◆ **Task objective**: Reproduce this listing in full.

◆ **Data to examine**:
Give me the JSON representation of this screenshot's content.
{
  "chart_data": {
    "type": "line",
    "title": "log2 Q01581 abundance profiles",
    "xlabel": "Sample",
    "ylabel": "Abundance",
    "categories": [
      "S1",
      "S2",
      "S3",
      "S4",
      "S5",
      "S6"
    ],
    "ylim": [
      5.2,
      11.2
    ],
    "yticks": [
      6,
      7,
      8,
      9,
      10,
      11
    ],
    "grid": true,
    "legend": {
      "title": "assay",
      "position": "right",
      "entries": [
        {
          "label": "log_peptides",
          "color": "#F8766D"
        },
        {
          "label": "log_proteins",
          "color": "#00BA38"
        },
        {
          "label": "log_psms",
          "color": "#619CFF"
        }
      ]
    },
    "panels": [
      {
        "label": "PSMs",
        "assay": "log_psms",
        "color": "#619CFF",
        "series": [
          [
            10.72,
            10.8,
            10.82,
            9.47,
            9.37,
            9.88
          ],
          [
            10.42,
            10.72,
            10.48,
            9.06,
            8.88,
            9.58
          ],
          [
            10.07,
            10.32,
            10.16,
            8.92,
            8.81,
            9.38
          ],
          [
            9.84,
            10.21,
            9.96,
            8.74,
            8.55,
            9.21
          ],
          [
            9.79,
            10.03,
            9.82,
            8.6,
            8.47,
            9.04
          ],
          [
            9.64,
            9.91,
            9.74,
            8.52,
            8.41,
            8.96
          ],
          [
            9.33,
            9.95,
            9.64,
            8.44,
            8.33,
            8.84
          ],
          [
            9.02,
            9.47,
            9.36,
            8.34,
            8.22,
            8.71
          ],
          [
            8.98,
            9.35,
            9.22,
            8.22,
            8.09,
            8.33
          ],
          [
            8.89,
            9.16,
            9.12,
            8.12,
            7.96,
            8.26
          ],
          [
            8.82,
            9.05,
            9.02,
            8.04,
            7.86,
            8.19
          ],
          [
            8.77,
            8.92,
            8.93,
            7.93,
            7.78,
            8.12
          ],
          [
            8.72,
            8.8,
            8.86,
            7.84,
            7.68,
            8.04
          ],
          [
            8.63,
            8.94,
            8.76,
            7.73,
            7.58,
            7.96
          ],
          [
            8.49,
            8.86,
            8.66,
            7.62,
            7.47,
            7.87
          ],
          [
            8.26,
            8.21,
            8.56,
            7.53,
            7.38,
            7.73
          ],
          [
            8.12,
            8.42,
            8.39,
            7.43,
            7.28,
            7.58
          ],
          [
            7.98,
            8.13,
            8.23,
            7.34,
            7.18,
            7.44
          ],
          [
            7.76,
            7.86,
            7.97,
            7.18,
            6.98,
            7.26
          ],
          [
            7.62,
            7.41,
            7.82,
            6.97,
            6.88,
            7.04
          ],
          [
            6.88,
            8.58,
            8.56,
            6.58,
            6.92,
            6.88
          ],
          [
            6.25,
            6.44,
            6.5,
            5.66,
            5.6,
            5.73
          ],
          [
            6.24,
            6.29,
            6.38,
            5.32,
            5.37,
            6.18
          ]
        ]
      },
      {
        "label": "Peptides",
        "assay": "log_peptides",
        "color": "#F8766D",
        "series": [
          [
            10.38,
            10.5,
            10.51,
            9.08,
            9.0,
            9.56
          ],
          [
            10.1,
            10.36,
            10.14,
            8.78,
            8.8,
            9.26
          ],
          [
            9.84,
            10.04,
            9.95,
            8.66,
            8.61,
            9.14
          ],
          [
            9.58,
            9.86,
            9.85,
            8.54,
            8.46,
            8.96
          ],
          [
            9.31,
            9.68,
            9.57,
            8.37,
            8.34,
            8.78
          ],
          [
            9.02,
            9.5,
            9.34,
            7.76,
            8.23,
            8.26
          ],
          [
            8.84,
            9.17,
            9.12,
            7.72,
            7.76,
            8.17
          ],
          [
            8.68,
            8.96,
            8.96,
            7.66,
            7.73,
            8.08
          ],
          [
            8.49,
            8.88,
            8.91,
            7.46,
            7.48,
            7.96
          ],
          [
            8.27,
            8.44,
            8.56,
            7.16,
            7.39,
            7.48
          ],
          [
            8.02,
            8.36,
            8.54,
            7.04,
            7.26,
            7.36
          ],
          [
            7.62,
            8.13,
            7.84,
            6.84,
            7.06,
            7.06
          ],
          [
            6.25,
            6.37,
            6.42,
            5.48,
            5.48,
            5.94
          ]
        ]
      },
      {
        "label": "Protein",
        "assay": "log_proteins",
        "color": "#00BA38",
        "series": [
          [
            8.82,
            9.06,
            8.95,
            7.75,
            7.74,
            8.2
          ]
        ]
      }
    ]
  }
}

◆ **Task answer**:
Give me the JSON representation of this screenshot's content.
{
  "chart_data": {
    "type": "line",
    "title": "log2 Q01581 abundance profiles",
    "xlabel": "Sample",
    "ylabel": "Abundance",
    "categories": [
      "S1",
      "S2",
      "S3",
      "S4",
      "S5",
      "S6"
    ],
    "ylim": [
      5.2,
      11.2
    ],
    "yticks": [
      6,
      7,
      8,
      9,
      10,
      11
    ],
    "grid": true,
    "legend": {
      "title": "assay",
      "position": "right",
      "entries": [
        {
          "label": "log_peptides",
          "color": "#F8766D"
        },
        {
          "label": "log_proteins",
          "color": "#00BA38"
        },
        {
          "label": "log_psms",
          "color": "#619CFF"
        }
      ]
    },
    "panels": [
      {
        "label": "PSMs",
        "assay": "log_psms",
        "color": "#619CFF",
        "series": [
          [
            10.72,
            10.8,
            10.82,
            9.47,
            9.37,
            9.88
          ],
          [
            10.42,
            10.72,
            10.48,
            9.06,
            8.88,
            9.58
          ],
          [
            10.07,
            10.32,
            10.16,
            8.92,
            8.81,
            9.38
          ],
          [
            9.84,
            10.21,
            9.96,
            8.74,
            8.55,
            9.21
          ],
          [
            9.79,
            10.03,
            9.82,
            8.6,
            8.47,
            9.04
          ],
          [
            9.64,
            9.91,
            9.74,
            8.52,
            8.41,
            8.96
          ],
          [
            9.33,
            9.95,
            9.64,
            8.44,
            8.33,
            8.84
          ],
          [
            9.02,
            9.47,
            9.36,
            8.34,
            8.22,
            8.71
          ],
          [
            8.98,
            9.35,
            9.22,
            8.22,
            8.09,
            8.33
          ],
          [
            8.89,
            9.16,
            9.12,
            8.12,
            7.96,
            8.26
          ],
          [
            8.82,
            9.05,
            9.02,
            8.04,
            7.86,
            8.19
          ],
          [
            8.77,
            8.92,
            8.93,
            7.93,
            7.78,
            8.12
          ],
          [
            8.72,
            8.8,
            8.86,
            7.84,
            7.68,
            8.04
          ],
          [
            8.63,
            8.94,
            8.76,
            7.73,
            7.58,
            7.96
          ],
          [
            8.49,
            8.86,
            8.66,
            7.62,
            7.47,
            7.87
          ],
          [
            8.26,
            8.21,
            8.56,
            7.53,
            7.38,
            7.73
          ],
          [
            8.12,
            8.42,
            8.39,
            7.43,
            7.28,
            7.58
          ],
          [
            7.98,
            8.13,
            8.23,
            7.34,
            7.18,
            7.44
          ],
          [
            7.76,
            7.86,
            7.97,
            7.18,
            6.98,
            7.26
          ],
          [
            7.62,
            7.41,
            7.82,
            6.97,
            6.88,
            7.04
          ],
          [
            6.88,
            8.58,
            8.56,
            6.58,
            6.92,
            6.88
          ],
          [
            6.25,
            6.44,
            6.5,
            5.66,
            5.6,
            5.73
          ],
          [
            6.24,
            6.29,
            6.38,
            5.32,
            5.37,
            6.18
          ]
        ]
      },
      {
        "label": "Peptides",
        "assay": "log_peptides",
        "color": "#F8766D",
        "series": [
          [
            10.38,
            10.5,
            10.51,
            9.08,
            9.0,
            9.56
          ],
          [
            10.1,
            10.36,
            10.14,
            8.78,
            8.8,
            9.26
          ],
          [
            9.84,
            10.04,
            9.95,
            8.66,
            8.61,
            9.14
          ],
          [
            9.58,
            9.86,
            9.85,
            8.54,
            8.46,
            8.96
          ],
          [
            9.31,
            9.68,
            9.57,
            8.37,
            8.34,
            8.78
          ],
          [
            9.02,
            9.5,
            9.34,
            7.76,
            8.23,
            8.26
          ],
          [
            8.84,
            9.17,
            9.12,
            7.72,
            7.76,
            8.17
          ],
          [
            8.68,
            8.96,
            8.96,
            7.66,
            7.73,
            8.08
          ],
          [
            8.49,
            8.88,
            8.91,
            7.46,
            7.48,
            7.96
          ],
          [
            8.27,
            8.44,
            8.56,
            7.16,
            7.39,
            7.48
          ],
          [
            8.02,
            8.36,
            8.54,
            7.04,
            7.26,
            7.36
          ],
          [
            7.62,
            8.13,
            7.84,
            6.84,
            7.06,
            7.06
          ],
          [
            6.25,
            6.37,
            6.42,
            5.48,
            5.48,
            5.94
          ]
        ]
      },
      {
        "label": "Protein",
        "assay": "log_proteins",
        "color": "#00BA38",
        "series": [
          [
            8.82,
            9.06,
            8.95,
            7.75,
            7.74,
            8.2
          ]
        ]
      }
    ]
  }
}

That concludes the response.